CenturyLink has seen a significant increase in the level of high-speed data competition across much of its territory as cable operators have leveraged DOCSIS 3.0 infrastructure upgrades to deploy speed ranging from 100 Mbps to a full gigabit per second. The company competes with Cox Communications, Charter Communications, Inc or Suddenlink across much of its territory. All three companies have deployed at least 100 Mbps data tiers, with Suddenlink thus far the most aggressive in raising speeds, including pushing to 1 Gbps in Texas, Missouri and North Carolina. Cox has promised to deploy gigabit service across its footprint beginning next year and is working with the cities of Phoenix and Tempe, Arizona to obtain waivers needed to start upgrading infrastructure in those cities. Charter's proposed acquisition of Time Warner Cable and Bright House Networks includes pledges to rapidly expand Internet access speeds and availability.
Beginning in 2016, competition is likely to get even more widespread as equipment based on the new DOCSIS 3.1 standard comes to market, further expanding cable data network capacity, improving operational efficiency, and reducing operating costs to deliver gigabit services.

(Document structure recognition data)

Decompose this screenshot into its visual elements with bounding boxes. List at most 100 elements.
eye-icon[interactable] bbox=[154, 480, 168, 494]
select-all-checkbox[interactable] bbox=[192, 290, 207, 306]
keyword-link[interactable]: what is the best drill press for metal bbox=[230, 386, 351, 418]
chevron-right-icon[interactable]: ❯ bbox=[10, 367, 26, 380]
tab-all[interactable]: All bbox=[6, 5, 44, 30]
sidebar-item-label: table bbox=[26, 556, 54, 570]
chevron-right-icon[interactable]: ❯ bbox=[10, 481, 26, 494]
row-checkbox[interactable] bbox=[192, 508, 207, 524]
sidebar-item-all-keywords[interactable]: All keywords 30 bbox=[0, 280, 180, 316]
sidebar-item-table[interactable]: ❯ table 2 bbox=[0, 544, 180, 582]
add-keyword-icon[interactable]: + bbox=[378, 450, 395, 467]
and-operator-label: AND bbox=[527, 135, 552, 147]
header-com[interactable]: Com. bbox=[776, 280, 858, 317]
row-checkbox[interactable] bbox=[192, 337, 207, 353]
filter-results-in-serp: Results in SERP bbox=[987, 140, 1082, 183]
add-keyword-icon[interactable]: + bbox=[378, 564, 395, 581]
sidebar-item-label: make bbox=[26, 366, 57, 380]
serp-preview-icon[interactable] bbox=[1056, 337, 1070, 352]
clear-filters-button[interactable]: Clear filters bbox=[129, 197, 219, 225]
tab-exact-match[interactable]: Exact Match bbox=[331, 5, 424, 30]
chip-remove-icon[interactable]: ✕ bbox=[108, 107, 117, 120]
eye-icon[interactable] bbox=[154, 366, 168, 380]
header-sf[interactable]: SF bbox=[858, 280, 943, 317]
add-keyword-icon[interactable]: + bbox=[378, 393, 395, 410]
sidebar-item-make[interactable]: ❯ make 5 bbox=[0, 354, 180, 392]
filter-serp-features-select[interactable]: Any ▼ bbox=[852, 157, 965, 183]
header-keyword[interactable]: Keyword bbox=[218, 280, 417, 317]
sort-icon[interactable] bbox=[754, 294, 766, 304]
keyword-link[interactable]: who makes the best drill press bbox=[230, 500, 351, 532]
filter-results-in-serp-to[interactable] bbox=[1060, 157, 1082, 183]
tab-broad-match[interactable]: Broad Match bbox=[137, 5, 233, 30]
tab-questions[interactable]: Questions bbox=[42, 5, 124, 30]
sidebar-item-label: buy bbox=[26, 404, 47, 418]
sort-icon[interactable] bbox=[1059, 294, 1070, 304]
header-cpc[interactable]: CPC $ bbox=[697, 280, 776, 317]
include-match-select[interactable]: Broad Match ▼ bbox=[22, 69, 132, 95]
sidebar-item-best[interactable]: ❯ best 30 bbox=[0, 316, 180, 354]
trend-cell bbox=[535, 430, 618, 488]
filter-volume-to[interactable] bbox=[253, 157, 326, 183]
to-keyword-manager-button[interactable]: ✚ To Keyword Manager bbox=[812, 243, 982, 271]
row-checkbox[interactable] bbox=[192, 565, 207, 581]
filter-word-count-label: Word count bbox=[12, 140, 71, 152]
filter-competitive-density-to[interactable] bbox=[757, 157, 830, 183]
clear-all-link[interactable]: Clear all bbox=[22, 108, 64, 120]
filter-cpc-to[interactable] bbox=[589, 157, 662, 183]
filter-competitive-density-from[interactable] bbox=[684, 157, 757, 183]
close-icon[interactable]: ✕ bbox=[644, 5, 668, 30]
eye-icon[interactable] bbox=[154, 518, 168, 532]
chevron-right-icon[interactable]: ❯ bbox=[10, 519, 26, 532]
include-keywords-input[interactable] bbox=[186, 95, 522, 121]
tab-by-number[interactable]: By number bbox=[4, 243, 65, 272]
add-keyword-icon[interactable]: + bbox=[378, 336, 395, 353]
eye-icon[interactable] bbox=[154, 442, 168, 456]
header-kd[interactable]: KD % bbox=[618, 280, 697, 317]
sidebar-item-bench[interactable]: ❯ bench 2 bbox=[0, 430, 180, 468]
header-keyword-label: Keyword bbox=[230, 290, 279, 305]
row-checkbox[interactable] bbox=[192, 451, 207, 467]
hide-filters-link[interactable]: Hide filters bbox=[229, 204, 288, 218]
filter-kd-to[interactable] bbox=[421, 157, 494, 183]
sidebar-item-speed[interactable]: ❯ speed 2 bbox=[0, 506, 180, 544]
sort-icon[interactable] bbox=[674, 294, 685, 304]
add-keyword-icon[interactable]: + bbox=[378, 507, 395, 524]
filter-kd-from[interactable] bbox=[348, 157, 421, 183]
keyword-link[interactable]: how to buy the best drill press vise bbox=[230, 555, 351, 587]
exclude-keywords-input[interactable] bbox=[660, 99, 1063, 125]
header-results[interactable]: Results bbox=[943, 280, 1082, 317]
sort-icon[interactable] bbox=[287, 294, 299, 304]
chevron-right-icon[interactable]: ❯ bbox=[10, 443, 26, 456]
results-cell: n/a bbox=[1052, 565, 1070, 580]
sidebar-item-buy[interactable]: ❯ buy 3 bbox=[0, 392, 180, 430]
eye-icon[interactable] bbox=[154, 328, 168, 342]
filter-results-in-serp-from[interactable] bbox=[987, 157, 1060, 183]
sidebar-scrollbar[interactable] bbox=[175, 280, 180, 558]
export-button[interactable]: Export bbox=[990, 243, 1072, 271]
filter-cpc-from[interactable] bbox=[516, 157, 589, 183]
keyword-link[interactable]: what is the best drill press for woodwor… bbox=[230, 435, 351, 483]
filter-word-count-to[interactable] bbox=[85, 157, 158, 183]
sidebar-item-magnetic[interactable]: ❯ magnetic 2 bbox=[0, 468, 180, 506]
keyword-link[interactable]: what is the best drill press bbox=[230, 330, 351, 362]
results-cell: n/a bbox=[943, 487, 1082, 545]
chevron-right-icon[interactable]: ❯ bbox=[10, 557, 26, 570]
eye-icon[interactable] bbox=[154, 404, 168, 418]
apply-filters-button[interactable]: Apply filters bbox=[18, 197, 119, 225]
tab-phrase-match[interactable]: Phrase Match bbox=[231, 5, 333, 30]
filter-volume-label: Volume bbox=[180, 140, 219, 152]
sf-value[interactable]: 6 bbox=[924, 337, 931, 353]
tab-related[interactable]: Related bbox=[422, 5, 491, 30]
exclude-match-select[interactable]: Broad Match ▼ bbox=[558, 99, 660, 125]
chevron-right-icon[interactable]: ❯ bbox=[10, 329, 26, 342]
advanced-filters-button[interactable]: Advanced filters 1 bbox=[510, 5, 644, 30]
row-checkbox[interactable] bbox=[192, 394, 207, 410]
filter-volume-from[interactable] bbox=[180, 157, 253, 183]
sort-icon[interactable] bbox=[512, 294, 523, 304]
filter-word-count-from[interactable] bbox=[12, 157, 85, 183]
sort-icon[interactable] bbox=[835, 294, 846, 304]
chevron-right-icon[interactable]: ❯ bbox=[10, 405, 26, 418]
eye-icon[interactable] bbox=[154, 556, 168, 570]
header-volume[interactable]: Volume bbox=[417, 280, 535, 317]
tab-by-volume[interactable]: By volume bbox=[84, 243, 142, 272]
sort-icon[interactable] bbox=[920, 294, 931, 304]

- **Problem 1**: Decide whether each statement agrees with the CenturyLink passage, answering yes or no and quoting the words that settle it: (a) Suddenlink has pushed speeds to 1 Gbps in Texas, Missouri and North Carolina. (b) Cox has already deployed gigabit service across its footprint. (c) Equipment based on the DOCSIS 3.1 standard is expected to come to market beginning in 2015.
- **Problem 2**: Reproduce the CenturyLink passage word for word from "Beginning in 2016, competition" to "deliver gigabit services.", including both ends.

- **Task result 1**:
(a) Yes: "including pushing to 1 Gbps in Texas, Missouri and North Carolina"
(b) No: "Cox has promised to deploy gigabit service across its footprint beginning next year"
(c) No: "Beginning in 2016, competition is likely to get even more widespread as equipment based on the new DOCSIS 3.1 standard comes to market"

- **Task result 2**:
Beginning in 2016, competition is likely to get even more widespread as equipment based on the new DOCSIS 3.1 standard comes to market, further expanding cable data network capacity, improving operational efficiency, and reducing operating costs to deliver gigabit services.